**GIVEN PROBLEM**
Transcribe the records that follow exactly. Skip the pictures.

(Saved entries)
++++++

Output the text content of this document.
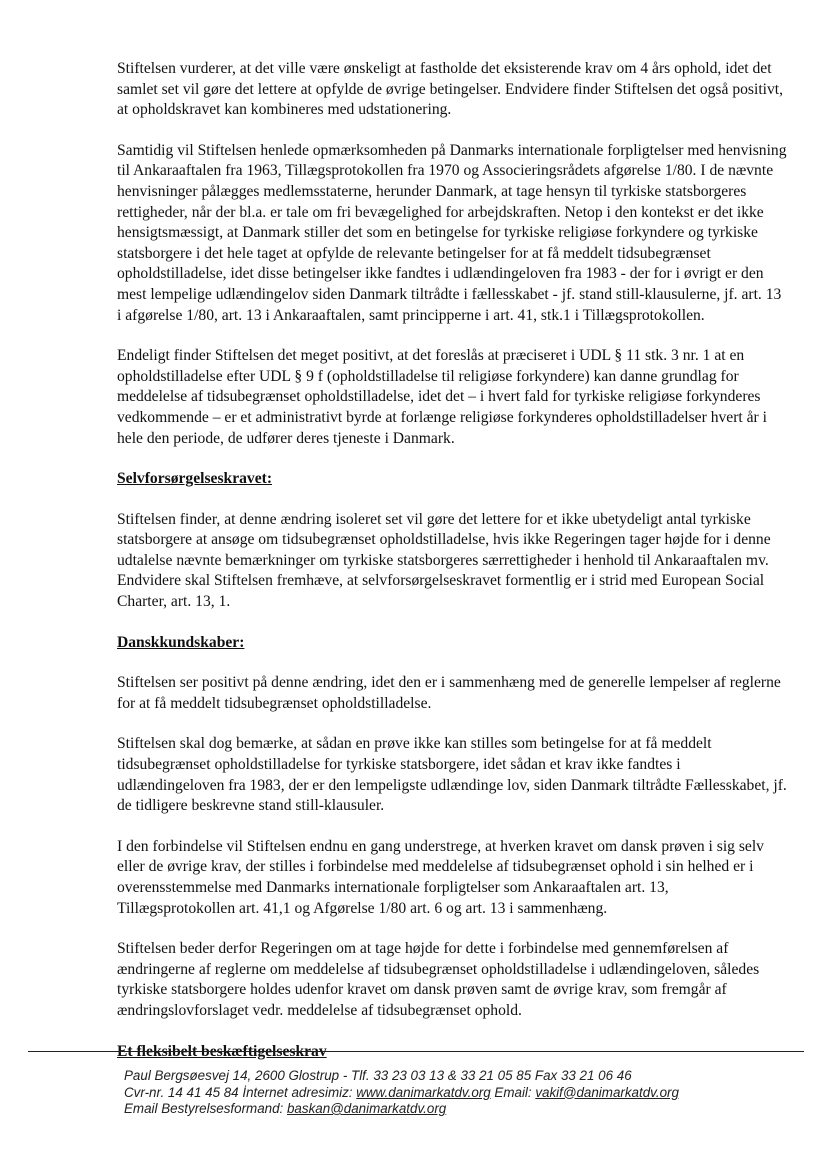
Stiftelsen vurderer, at det ville være ønskeligt at fastholde det eksisterende krav om 4 års ophold, idet det samlet set vil gøre det lettere at opfylde de øvrige betingelser. Endvidere finder Stiftelsen det også positivt, at opholdskravet kan kombineres med udstationering.

Samtidig vil Stiftelsen henlede opmærksomheden på Danmarks internationale forpligtelser med henvisning til Ankaraaftalen fra 1963, Tillægsprotokollen fra 1970 og Associeringsrådets afgørelse 1/80. I de nævnte henvisninger pålægges medlemsstaterne, herunder Danmark, at tage hensyn til tyrkiske statsborgeres rettigheder, når der bl.a. er tale om fri bevægelighed for arbejdskraften. Netop i den kontekst er det ikke hensigtsmæssigt, at Danmark stiller det som en betingelse for tyrkiske religiøse forkyndere og tyrkiske statsborgere i det hele taget at opfylde de relevante betingelser for at få meddelt tidsubegrænset opholdstilladelse, idet disse betingelser ikke fandtes i udlændingeloven fra 1983 - der for i øvrigt er den mest lempelige udlændingelov siden Danmark tiltrådte i fællesskabet - jf. stand still-klausulerne, jf. art. 13 i afgørelse 1/80, art. 13 i Ankaraaftalen, samt principperne i art. 41, stk.1 i Tillægsprotokollen.

Endeligt finder Stiftelsen det meget positivt, at det foreslås at præciseret i UDL § 11 stk. 3 nr. 1 at en opholdstilladelse efter UDL § 9 f (opholdstilladelse til religiøse forkyndere) kan danne grundlag for meddelelse af tidsubegrænset opholdstilladelse, idet det – i hvert fald for tyrkiske religiøse forkynderes vedkommende – er et administrativt byrde at forlænge religiøse forkynderes opholdstilladelser hvert år i hele den periode, de udfører deres tjeneste i Danmark.

Selvforsørgelseskravet:

Stiftelsen finder, at denne ændring isoleret set vil gøre det lettere for et ikke ubetydeligt antal tyrkiske statsborgere at ansøge om tidsubegrænset opholdstilladelse, hvis ikke Regeringen tager højde for i denne udtalelse nævnte bemærkninger om tyrkiske statsborgeres særrettigheder i henhold til Ankaraaftalen mv. Endvidere skal Stiftelsen fremhæve, at selvforsørgelseskravet formentlig er i strid med European Social Charter, art. 13, 1.

Danskkundskaber:

Stiftelsen ser positivt på denne ændring, idet den er i sammenhæng med de generelle lempelser af reglerne for at få meddelt tidsubegrænset opholdstilladelse.

Stiftelsen skal dog bemærke, at sådan en prøve ikke kan stilles som betingelse for at få meddelt tidsubegrænset opholdstilladelse for tyrkiske statsborgere, idet sådan et krav ikke fandtes i udlændingeloven fra 1983, der er den lempeligste udlændinge lov, siden Danmark tiltrådte Fællesskabet, jf. de tidligere beskrevne stand still-klausuler.

I den forbindelse vil Stiftelsen endnu en gang understrege, at hverken kravet om dansk prøven i sig selv eller de øvrige krav, der stilles i forbindelse med meddelelse af tidsubegrænset ophold i sin helhed er i overensstemmelse med Danmarks internationale forpligtelser som Ankaraaftalen art. 13, Tillægsprotokollen art. 41,1 og Afgørelse 1/80 art. 6 og art. 13 i sammenhæng.

Stiftelsen beder derfor Regeringen om at tage højde for dette i forbindelse med gennemførelsen af ændringerne af reglerne om meddelelse af tidsubegrænset opholdstilladelse i udlændingeloven, således tyrkiske statsborgere holdes udenfor kravet om dansk prøven samt de øvrige krav, som fremgår af ændringslovforslaget vedr. meddelelse af tidsubegrænset ophold.

Et fleksibelt beskæftigelseskrav
Paul Bergsøesvej 14, 2600 Glostrup - Tlf. 33 23 03 13 & 33 21 05 85 Fax 33 21 06 46
Cvr-nr. 14 41 45 84 İnternet adresimiz: www.danimarkatdv.org Email: vakif@danimarkatdv.org
Email Bestyrelsesformand: baskan@danimarkatdv.org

++++++

**OUTPUT**
Output the text content of this document.
Stiftelsen vurderer, at det ville være ønskeligt at fastholde det eksisterende krav om 4 års ophold, idet det samlet set vil gøre det lettere at opfylde de øvrige betingelser. Endvidere finder Stiftelsen det også positivt, at opholdskravet kan kombineres med udstationering.

Samtidig vil Stiftelsen henlede opmærksomheden på Danmarks internationale forpligtelser med henvisning til Ankaraaftalen fra 1963, Tillægsprotokollen fra 1970 og Associeringsrådets afgørelse 1/80. I de nævnte henvisninger pålægges medlemsstaterne, herunder Danmark, at tage hensyn til tyrkiske statsborgeres rettigheder, når der bl.a. er tale om fri bevægelighed for arbejdskraften. Netop i den kontekst er det ikke hensigtsmæssigt, at Danmark stiller det som en betingelse for tyrkiske religiøse forkyndere og tyrkiske statsborgere i det hele taget at opfylde de relevante betingelser for at få meddelt tidsubegrænset opholdstilladelse, idet disse betingelser ikke fandtes i udlændingeloven fra 1983 - der for i øvrigt er den mest lempelige udlændingelov siden Danmark tiltrådte i fællesskabet - jf. stand still-klausulerne, jf. art. 13 i afgørelse 1/80, art. 13 i Ankaraaftalen, samt principperne i art. 41, stk.1 i Tillægsprotokollen.

Endeligt finder Stiftelsen det meget positivt, at det foreslås at præciseret i UDL § 11 stk. 3 nr. 1 at en opholdstilladelse efter UDL § 9 f (opholdstilladelse til religiøse forkyndere) kan danne grundlag for meddelelse af tidsubegrænset opholdstilladelse, idet det – i hvert fald for tyrkiske religiøse forkynderes vedkommende – er et administrativt byrde at forlænge religiøse forkynderes opholdstilladelser hvert år i hele den periode, de udfører deres tjeneste i Danmark.

Selvforsørgelseskravet:

Stiftelsen finder, at denne ændring isoleret set vil gøre det lettere for et ikke ubetydeligt antal tyrkiske statsborgere at ansøge om tidsubegrænset opholdstilladelse, hvis ikke Regeringen tager højde for i denne udtalelse nævnte bemærkninger om tyrkiske statsborgeres særrettigheder i henhold til Ankaraaftalen mv. Endvidere skal Stiftelsen fremhæve, at selvforsørgelseskravet formentlig er i strid med European Social Charter, art. 13, 1.

Danskkundskaber:

Stiftelsen ser positivt på denne ændring, idet den er i sammenhæng med de generelle lempelser af reglerne for at få meddelt tidsubegrænset opholdstilladelse.

Stiftelsen skal dog bemærke, at sådan en prøve ikke kan stilles som betingelse for at få meddelt tidsubegrænset opholdstilladelse for tyrkiske statsborgere, idet sådan et krav ikke fandtes i udlændingeloven fra 1983, der er den lempeligste udlændinge lov, siden Danmark tiltrådte Fællesskabet, jf. de tidligere beskrevne stand still-klausuler.

I den forbindelse vil Stiftelsen endnu en gang understrege, at hverken kravet om dansk prøven i sig selv eller de øvrige krav, der stilles i forbindelse med meddelelse af tidsubegrænset ophold i sin helhed er i overensstemmelse med Danmarks internationale forpligtelser som Ankaraaftalen art. 13, Tillægsprotokollen art. 41,1 og Afgørelse 1/80 art. 6 og art. 13 i sammenhæng.

Stiftelsen beder derfor Regeringen om at tage højde for dette i forbindelse med gennemførelsen af ændringerne af reglerne om meddelelse af tidsubegrænset opholdstilladelse i udlændingeloven, således tyrkiske statsborgere holdes udenfor kravet om dansk prøven samt de øvrige krav, som fremgår af ændringslovforslaget vedr. meddelelse af tidsubegrænset ophold.

Et fleksibelt beskæftigelseskrav
Paul Bergsøesvej 14, 2600 Glostrup - Tlf. 33 23 03 13 & 33 21 05 85 Fax 33 21 06 46
Cvr-nr. 14 41 45 84 İnternet adresimiz: www.danimarkatdv.org Email: vakif@danimarkatdv.org
Email Bestyrelsesformand: baskan@danimarkatdv.org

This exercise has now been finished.